Keep every line where the word "mientras" appears; drop the rest.

════════════════════

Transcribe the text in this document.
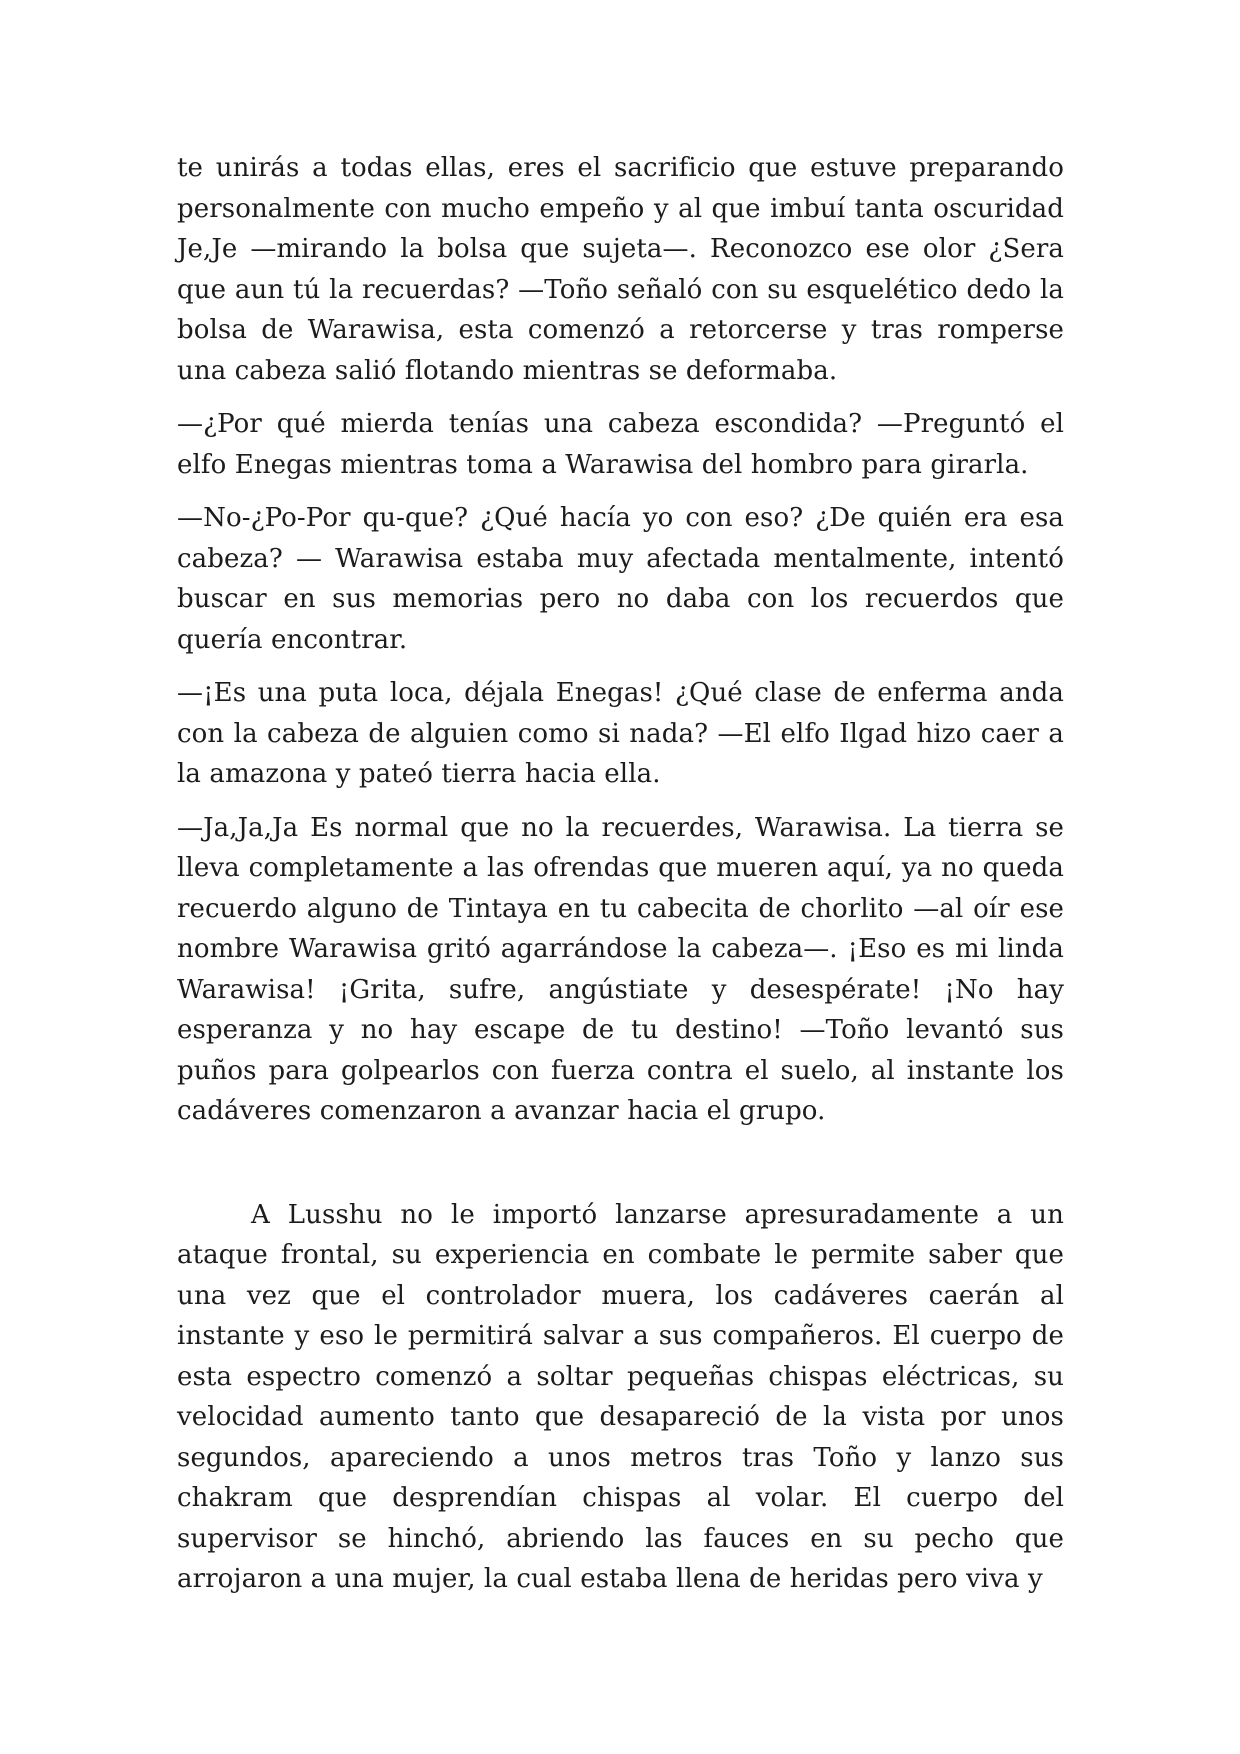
te unirás a todas ellas, eres el sacrificio que estuve preparando personalmente con mucho empeño y al que imbuí tanta oscuridad Je,Je —mirando la bolsa que sujeta—. Reconozco ese olor ¿Sera que aun tú la recuerdas? —Toño señaló con su esquelético dedo la bolsa de Warawisa, esta comenzó a retorcerse y tras romperse una cabeza salió flotando mientras se deformaba.

—¿Por qué mierda tenías una cabeza escondida? —Preguntó el elfo Enegas mientras toma a Warawisa del hombro para girarla.

—No-¿Po-Por qu-que? ¿Qué hacía yo con eso? ¿De quién era esa cabeza? — Warawisa estaba muy afectada mentalmente, intentó buscar en sus memorias pero no daba con los recuerdos que quería encontrar.

—¡Es una puta loca, déjala Enegas! ¿Qué clase de enferma anda con la cabeza de alguien como si nada? —El elfo Ilgad hizo caer a la amazona y pateó tierra hacia ella.

—Ja,Ja,Ja Es normal que no la recuerdes, Warawisa. La tierra se lleva completamente a las ofrendas que mueren aquí, ya no queda recuerdo alguno de Tintaya en tu cabecita de chorlito —al oír ese nombre Warawisa gritó agarrándose la cabeza—. ¡Eso es mi linda Warawisa! ¡Grita, sufre, angústiate y desespérate! ¡No hay esperanza y no hay escape de tu destino! —Toño levantó sus puños para golpearlos con fuerza contra el suelo, al instante los cadáveres comenzaron a avanzar hacia el grupo.

A Lusshu no le importó lanzarse apresuradamente a un ataque frontal, su experiencia en combate le permite saber que una vez que el controlador muera, los cadáveres caerán al instante y eso le permitirá salvar a sus compañeros. El cuerpo de esta espectro comenzó a soltar pequeñas chispas eléctricas, su velocidad aumento tanto que desapareció de la vista por unos segundos, apareciendo a unos metros tras Toño y lanzo sus chakram que desprendían chispas al volar. El cuerpo del supervisor se hinchó, abriendo las fauces en su pecho que arrojaron a una mujer, la cual estaba llena de heridas pero viva y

════════════════════

● **Worked solution**
te unirás a todas ellas, eres el sacrificio que estuve preparando personalmente con mucho empeño y al que imbuí tanta oscuridad Je,Je —mirando la bolsa que sujeta—. Reconozco ese olor ¿Sera que aun tú la recuerdas? —Toño señaló con su esquelético dedo la bolsa de Warawisa, esta comenzó a retorcerse y tras romperse una cabeza salió flotando mientras se deformaba.
—¿Por qué mierda tenías una cabeza escondida? —Preguntó el elfo Enegas mientras toma a Warawisa del hombro para girarla.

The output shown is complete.